THE EXERCISE: Restate all of the data exactly.

Excerpt from a dataset
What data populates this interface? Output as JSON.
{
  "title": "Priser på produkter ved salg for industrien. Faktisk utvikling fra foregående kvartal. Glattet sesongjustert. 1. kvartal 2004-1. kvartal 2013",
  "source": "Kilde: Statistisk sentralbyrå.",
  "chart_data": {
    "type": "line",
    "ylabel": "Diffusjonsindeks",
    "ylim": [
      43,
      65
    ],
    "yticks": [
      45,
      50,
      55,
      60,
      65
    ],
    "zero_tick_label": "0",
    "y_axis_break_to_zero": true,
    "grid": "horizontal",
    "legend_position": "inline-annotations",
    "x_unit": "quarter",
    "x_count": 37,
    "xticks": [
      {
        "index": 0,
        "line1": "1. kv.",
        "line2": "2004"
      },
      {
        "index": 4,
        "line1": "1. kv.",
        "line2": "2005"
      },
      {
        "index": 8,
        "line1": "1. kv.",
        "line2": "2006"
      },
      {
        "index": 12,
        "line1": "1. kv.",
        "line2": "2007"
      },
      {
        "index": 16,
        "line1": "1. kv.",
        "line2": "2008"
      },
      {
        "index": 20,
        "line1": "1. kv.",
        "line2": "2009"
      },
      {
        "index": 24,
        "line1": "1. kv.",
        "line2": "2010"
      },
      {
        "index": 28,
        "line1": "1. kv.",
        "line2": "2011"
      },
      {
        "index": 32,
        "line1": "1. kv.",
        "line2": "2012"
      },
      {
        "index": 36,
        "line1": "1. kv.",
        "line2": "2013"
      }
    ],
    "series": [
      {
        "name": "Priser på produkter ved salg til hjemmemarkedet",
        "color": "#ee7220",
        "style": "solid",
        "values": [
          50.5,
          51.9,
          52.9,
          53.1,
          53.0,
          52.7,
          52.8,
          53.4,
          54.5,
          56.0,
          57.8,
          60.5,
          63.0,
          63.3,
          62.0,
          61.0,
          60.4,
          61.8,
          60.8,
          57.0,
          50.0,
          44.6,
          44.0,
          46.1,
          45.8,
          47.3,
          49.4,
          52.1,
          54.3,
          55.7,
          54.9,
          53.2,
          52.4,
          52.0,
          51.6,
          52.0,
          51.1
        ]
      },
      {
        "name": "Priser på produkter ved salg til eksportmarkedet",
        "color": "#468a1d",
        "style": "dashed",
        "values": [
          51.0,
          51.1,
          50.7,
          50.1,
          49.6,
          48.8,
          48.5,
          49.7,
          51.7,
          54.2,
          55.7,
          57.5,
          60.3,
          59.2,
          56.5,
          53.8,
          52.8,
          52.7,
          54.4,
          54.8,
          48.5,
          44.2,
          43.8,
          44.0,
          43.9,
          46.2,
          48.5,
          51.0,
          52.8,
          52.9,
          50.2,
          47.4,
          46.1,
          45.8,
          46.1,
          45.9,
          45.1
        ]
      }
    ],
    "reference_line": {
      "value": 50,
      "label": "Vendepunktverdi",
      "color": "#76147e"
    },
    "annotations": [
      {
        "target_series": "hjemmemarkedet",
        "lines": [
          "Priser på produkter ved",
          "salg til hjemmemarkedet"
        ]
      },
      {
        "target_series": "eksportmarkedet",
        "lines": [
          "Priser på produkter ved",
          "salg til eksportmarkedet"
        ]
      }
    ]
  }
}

WRITTEN SOLUTION:
What data populates this interface? Output as JSON.
{
  "title": "Priser på produkter ved salg for industrien. Faktisk utvikling fra foregående kvartal. Glattet sesongjustert. 1. kvartal 2004-1. kvartal 2013",
  "source": "Kilde: Statistisk sentralbyrå.",
  "chart_data": {
    "type": "line",
    "ylabel": "Diffusjonsindeks",
    "ylim": [
      43,
      65
    ],
    "yticks": [
      45,
      50,
      55,
      60,
      65
    ],
    "zero_tick_label": "0",
    "y_axis_break_to_zero": true,
    "grid": "horizontal",
    "legend_position": "inline-annotations",
    "x_unit": "quarter",
    "x_count": 37,
    "xticks": [
      {
        "index": 0,
        "line1": "1. kv.",
        "line2": "2004"
      },
      {
        "index": 4,
        "line1": "1. kv.",
        "line2": "2005"
      },
      {
        "index": 8,
        "line1": "1. kv.",
        "line2": "2006"
      },
      {
        "index": 12,
        "line1": "1. kv.",
        "line2": "2007"
      },
      {
        "index": 16,
        "line1": "1. kv.",
        "line2": "2008"
      },
      {
        "index": 20,
        "line1": "1. kv.",
        "line2": "2009"
      },
      {
        "index": 24,
        "line1": "1. kv.",
        "line2": "2010"
      },
      {
        "index": 28,
        "line1": "1. kv.",
        "line2": "2011"
      },
      {
        "index": 32,
        "line1": "1. kv.",
        "line2": "2012"
      },
      {
        "index": 36,
        "line1": "1. kv.",
        "line2": "2013"
      }
    ],
    "series": [
      {
        "name": "Priser på produkter ved salg til hjemmemarkedet",
        "color": "#ee7220",
        "style": "solid",
        "values": [
          50.5,
          51.9,
          52.9,
          53.1,
          53.0,
          52.7,
          52.8,
          53.4,
          54.5,
          56.0,
          57.8,
          60.5,
          63.0,
          63.3,
          62.0,
          61.0,
          60.4,
          61.8,
          60.8,
          57.0,
          50.0,
          44.6,
          44.0,
          46.1,
          45.8,
          47.3,
          49.4,
          52.1,
          54.3,
          55.7,
          54.9,
          53.2,
          52.4,
          52.0,
          51.6,
          52.0,
          51.1
        ]
      },
      {
        "name": "Priser på produkter ved salg til eksportmarkedet",
        "color": "#468a1d",
        "style": "dashed",
        "values": [
          51.0,
          51.1,
          50.7,
          50.1,
          49.6,
          48.8,
          48.5,
          49.7,
          51.7,
          54.2,
          55.7,
          57.5,
          60.3,
          59.2,
          56.5,
          53.8,
          52.8,
          52.7,
          54.4,
          54.8,
          48.5,
          44.2,
          43.8,
          44.0,
          43.9,
          46.2,
          48.5,
          51.0,
          52.8,
          52.9,
          50.2,
          47.4,
          46.1,
          45.8,
          46.1,
          45.9,
          45.1
        ]
      }
    ],
    "reference_line": {
      "value": 50,
      "label": "Vendepunktverdi",
      "color": "#76147e"
    },
    "annotations": [
      {
        "target_series": "hjemmemarkedet",
        "lines": [
          "Priser på produkter ved",
          "salg til hjemmemarkedet"
        ]
      },
      {
        "target_series": "eksportmarkedet",
        "lines": [
          "Priser på produkter ved",
          "salg til eksportmarkedet"
        ]
      }
    ]
  }
}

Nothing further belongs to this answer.